## Given request:
Transcribe all of the material below word for word and leave out its pictures.

##### Entries provided

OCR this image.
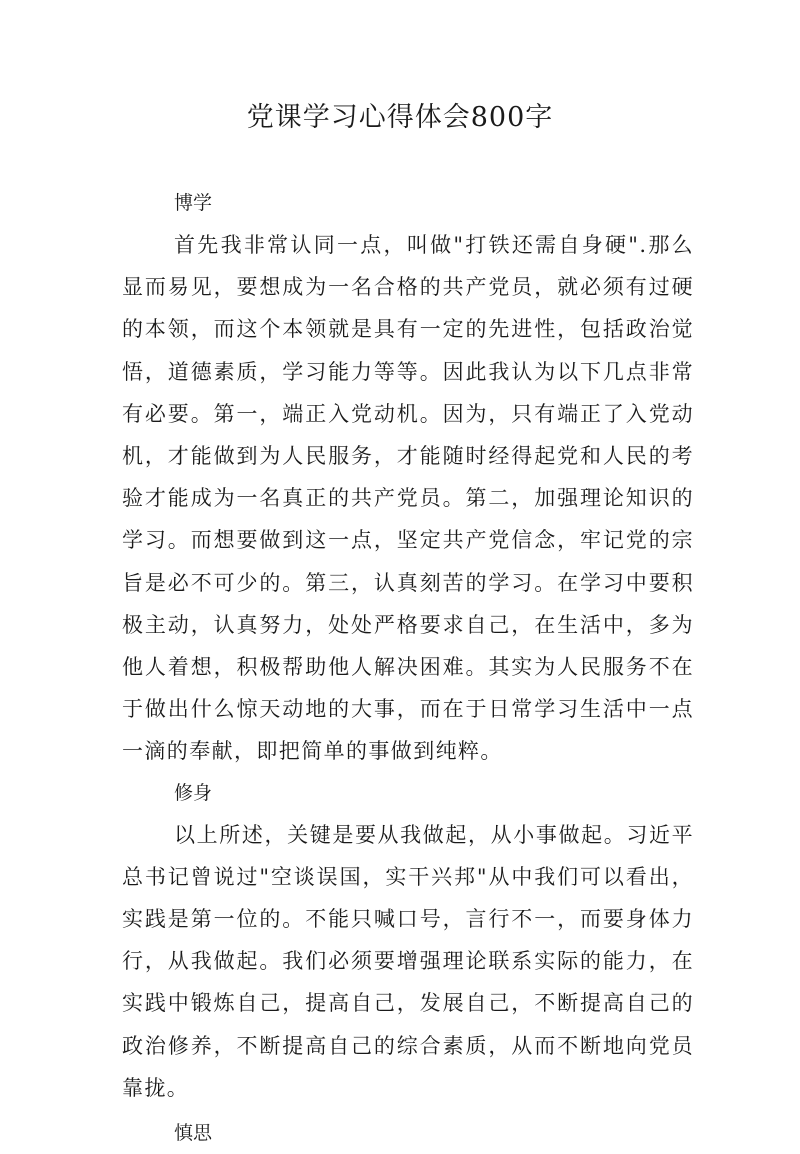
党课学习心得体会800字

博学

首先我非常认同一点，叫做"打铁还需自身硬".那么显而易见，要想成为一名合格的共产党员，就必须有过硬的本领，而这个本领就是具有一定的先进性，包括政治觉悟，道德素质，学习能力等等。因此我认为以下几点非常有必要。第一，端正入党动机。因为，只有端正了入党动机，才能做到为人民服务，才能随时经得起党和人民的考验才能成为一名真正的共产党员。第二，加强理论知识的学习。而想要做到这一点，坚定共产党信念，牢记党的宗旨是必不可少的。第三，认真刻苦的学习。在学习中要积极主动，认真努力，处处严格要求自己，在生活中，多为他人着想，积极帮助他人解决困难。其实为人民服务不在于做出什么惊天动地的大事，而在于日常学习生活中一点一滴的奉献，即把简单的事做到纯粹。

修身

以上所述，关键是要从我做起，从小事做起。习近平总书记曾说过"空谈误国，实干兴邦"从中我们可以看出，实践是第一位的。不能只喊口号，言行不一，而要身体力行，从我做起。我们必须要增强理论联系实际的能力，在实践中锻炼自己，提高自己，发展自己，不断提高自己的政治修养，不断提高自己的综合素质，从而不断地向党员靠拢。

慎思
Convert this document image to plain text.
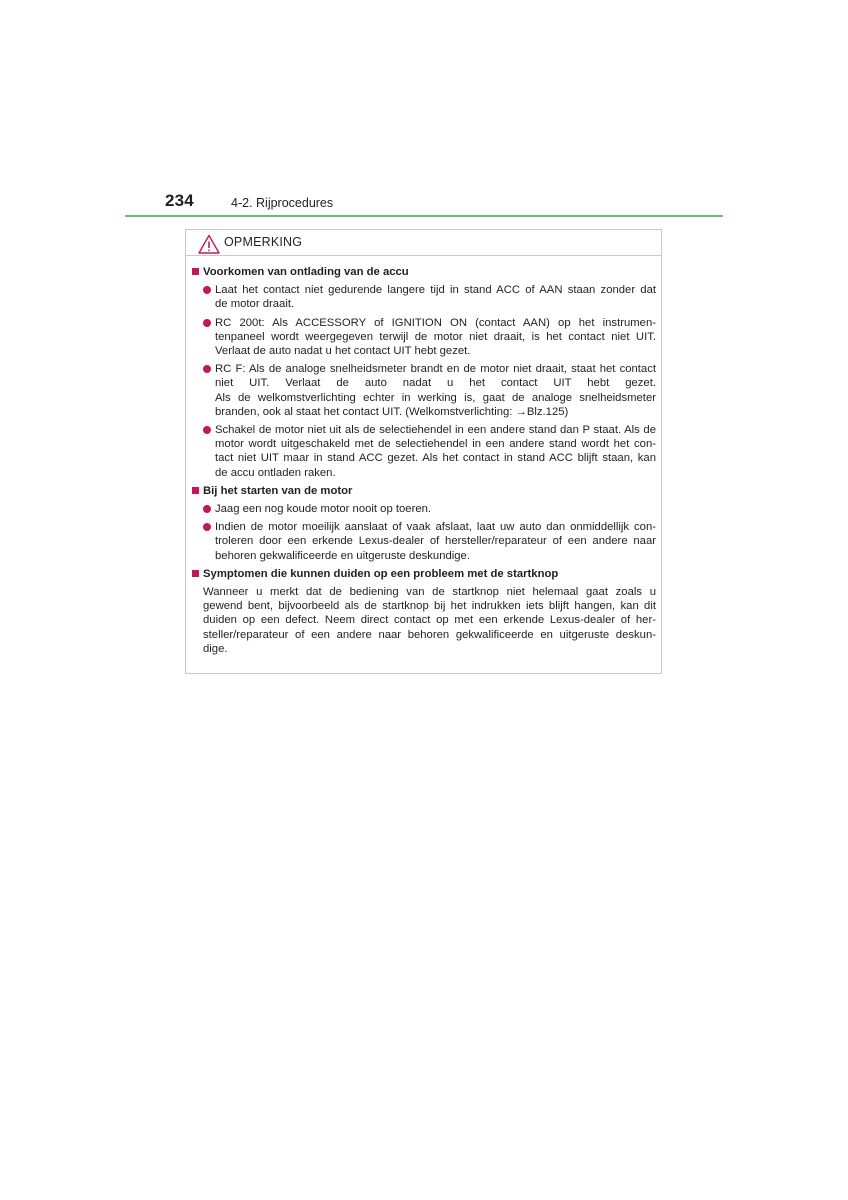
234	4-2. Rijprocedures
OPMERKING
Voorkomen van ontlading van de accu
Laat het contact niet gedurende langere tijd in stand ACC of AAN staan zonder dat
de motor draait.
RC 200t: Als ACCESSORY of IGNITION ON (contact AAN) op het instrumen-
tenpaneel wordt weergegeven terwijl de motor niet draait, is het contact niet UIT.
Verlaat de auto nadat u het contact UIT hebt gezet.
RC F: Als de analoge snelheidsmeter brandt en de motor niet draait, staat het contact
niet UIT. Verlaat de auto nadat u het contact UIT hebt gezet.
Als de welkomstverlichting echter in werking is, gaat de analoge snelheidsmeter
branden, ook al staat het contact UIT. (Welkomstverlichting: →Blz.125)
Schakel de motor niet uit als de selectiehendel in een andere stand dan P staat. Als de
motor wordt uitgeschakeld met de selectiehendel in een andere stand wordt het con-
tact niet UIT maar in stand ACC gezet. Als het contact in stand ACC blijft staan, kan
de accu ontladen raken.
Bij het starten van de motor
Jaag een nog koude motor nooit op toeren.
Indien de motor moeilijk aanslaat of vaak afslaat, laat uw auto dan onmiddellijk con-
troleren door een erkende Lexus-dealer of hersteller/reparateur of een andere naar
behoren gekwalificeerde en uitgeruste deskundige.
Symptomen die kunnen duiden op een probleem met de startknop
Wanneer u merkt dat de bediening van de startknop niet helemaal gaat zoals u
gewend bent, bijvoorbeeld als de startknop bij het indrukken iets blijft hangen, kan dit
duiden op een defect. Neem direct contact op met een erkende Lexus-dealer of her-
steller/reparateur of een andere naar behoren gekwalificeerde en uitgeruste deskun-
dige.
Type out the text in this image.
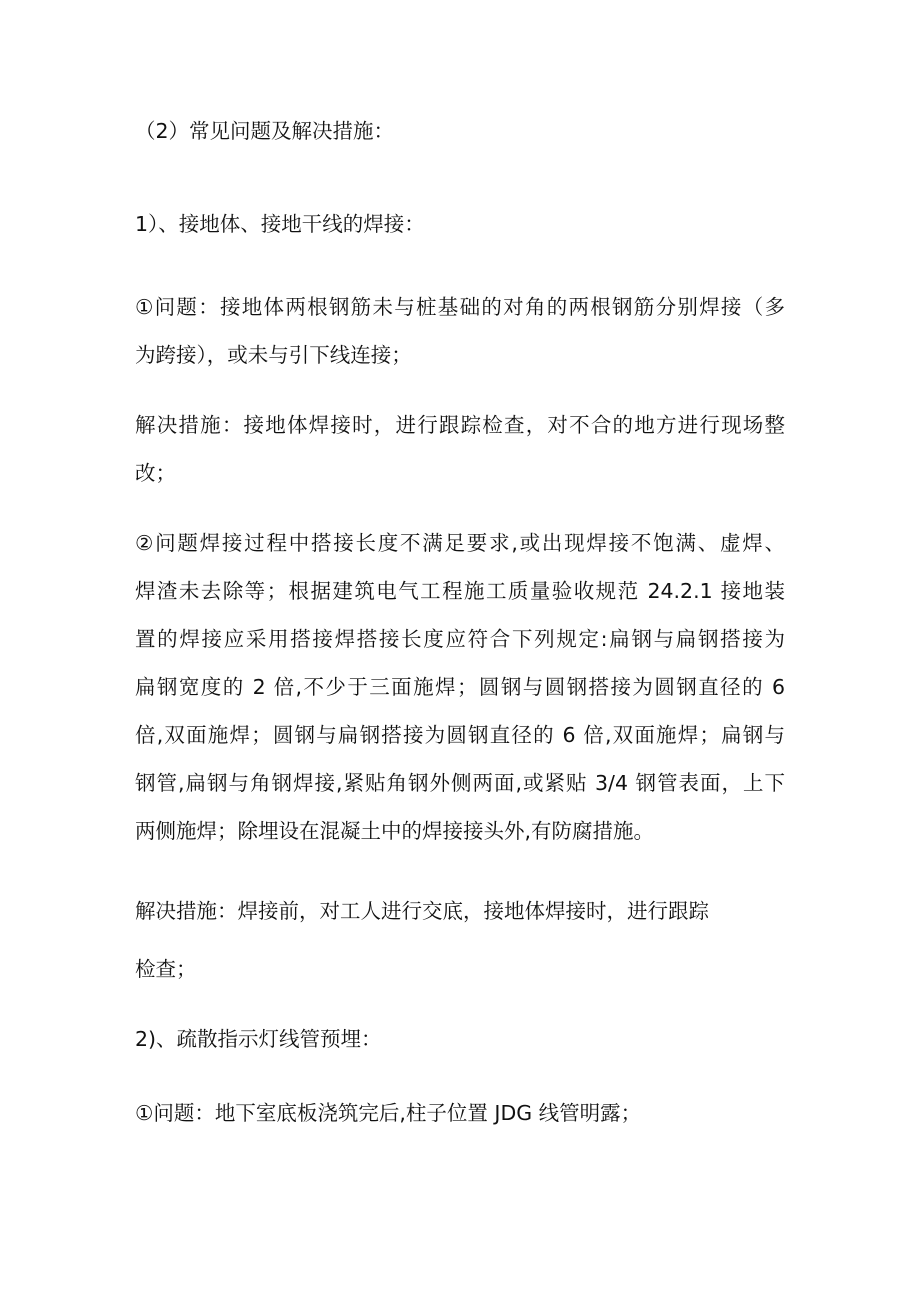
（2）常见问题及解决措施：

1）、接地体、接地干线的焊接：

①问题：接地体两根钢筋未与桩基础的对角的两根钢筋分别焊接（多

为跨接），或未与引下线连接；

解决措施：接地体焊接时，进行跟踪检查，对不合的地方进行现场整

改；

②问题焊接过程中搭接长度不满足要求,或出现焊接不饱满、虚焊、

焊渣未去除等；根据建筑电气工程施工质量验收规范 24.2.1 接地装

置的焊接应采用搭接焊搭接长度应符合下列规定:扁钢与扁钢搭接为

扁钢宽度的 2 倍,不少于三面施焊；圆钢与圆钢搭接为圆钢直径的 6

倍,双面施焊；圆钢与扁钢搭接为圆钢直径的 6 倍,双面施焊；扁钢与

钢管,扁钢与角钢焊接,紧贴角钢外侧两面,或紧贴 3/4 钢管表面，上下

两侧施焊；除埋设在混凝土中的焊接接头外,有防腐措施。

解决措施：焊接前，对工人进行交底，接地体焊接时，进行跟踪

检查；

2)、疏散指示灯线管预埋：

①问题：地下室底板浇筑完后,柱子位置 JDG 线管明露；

##########

## Solved exercise:
OCR this image.
党课学习心得体会800字

博学

首先我非常认同一点，叫做"打铁还需自身硬".那么显而易见，要想成为一名合格的共产党员，就必须有过硬的本领，而这个本领就是具有一定的先进性，包括政治觉悟，道德素质，学习能力等等。因此我认为以下几点非常有必要。第一，端正入党动机。因为，只有端正了入党动机，才能做到为人民服务，才能随时经得起党和人民的考验才能成为一名真正的共产党员。第二，加强理论知识的学习。而想要做到这一点，坚定共产党信念，牢记党的宗旨是必不可少的。第三，认真刻苦的学习。在学习中要积极主动，认真努力，处处严格要求自己，在生活中，多为他人着想，积极帮助他人解决困难。其实为人民服务不在于做出什么惊天动地的大事，而在于日常学习生活中一点一滴的奉献，即把简单的事做到纯粹。

修身

以上所述，关键是要从我做起，从小事做起。习近平总书记曾说过"空谈误国，实干兴邦"从中我们可以看出，实践是第一位的。不能只喊口号，言行不一，而要身体力行，从我做起。我们必须要增强理论联系实际的能力，在实践中锻炼自己，提高自己，发展自己，不断提高自己的政治修养，不断提高自己的综合素质，从而不断地向党员靠拢。

慎思
Convert this document image to plain text.
234	4-2. Rijprocedures
OPMERKING
Voorkomen van ontlading van de accu
Laat het contact niet gedurende langere tijd in stand ACC of AAN staan zonder dat
de motor draait.
RC 200t: Als ACCESSORY of IGNITION ON (contact AAN) op het instrumen-
tenpaneel wordt weergegeven terwijl de motor niet draait, is het contact niet UIT.
Verlaat de auto nadat u het contact UIT hebt gezet.
RC F: Als de analoge snelheidsmeter brandt en de motor niet draait, staat het contact
niet UIT. Verlaat de auto nadat u het contact UIT hebt gezet.
Als de welkomstverlichting echter in werking is, gaat de analoge snelheidsmeter
branden, ook al staat het contact UIT. (Welkomstverlichting: →Blz.125)
Schakel de motor niet uit als de selectiehendel in een andere stand dan P staat. Als de
motor wordt uitgeschakeld met de selectiehendel in een andere stand wordt het con-
tact niet UIT maar in stand ACC gezet. Als het contact in stand ACC blijft staan, kan
de accu ontladen raken.
Bij het starten van de motor
Jaag een nog koude motor nooit op toeren.
Indien de motor moeilijk aanslaat of vaak afslaat, laat uw auto dan onmiddellijk con-
troleren door een erkende Lexus-dealer of hersteller/reparateur of een andere naar
behoren gekwalificeerde en uitgeruste deskundige.
Symptomen die kunnen duiden op een probleem met de startknop
Wanneer u merkt dat de bediening van de startknop niet helemaal gaat zoals u
gewend bent, bijvoorbeeld als de startknop bij het indrukken iets blijft hangen, kan dit
duiden op een defect. Neem direct contact op met een erkende Lexus-dealer of her-
steller/reparateur of een andere naar behoren gekwalificeerde en uitgeruste deskun-
dige.
Type out the text in this image.
（2）常见问题及解决措施：

1）、接地体、接地干线的焊接：

①问题：接地体两根钢筋未与桩基础的对角的两根钢筋分别焊接（多

为跨接），或未与引下线连接；

解决措施：接地体焊接时，进行跟踪检查，对不合的地方进行现场整

改；

②问题焊接过程中搭接长度不满足要求,或出现焊接不饱满、虚焊、

焊渣未去除等；根据建筑电气工程施工质量验收规范 24.2.1 接地装

置的焊接应采用搭接焊搭接长度应符合下列规定:扁钢与扁钢搭接为

扁钢宽度的 2 倍,不少于三面施焊；圆钢与圆钢搭接为圆钢直径的 6

倍,双面施焊；圆钢与扁钢搭接为圆钢直径的 6 倍,双面施焊；扁钢与

钢管,扁钢与角钢焊接,紧贴角钢外侧两面,或紧贴 3/4 钢管表面，上下

两侧施焊；除埋设在混凝土中的焊接接头外,有防腐措施。

解决措施：焊接前，对工人进行交底，接地体焊接时，进行跟踪

检查；

2)、疏散指示灯线管预埋：

①问题：地下室底板浇筑完后,柱子位置 JDG 线管明露；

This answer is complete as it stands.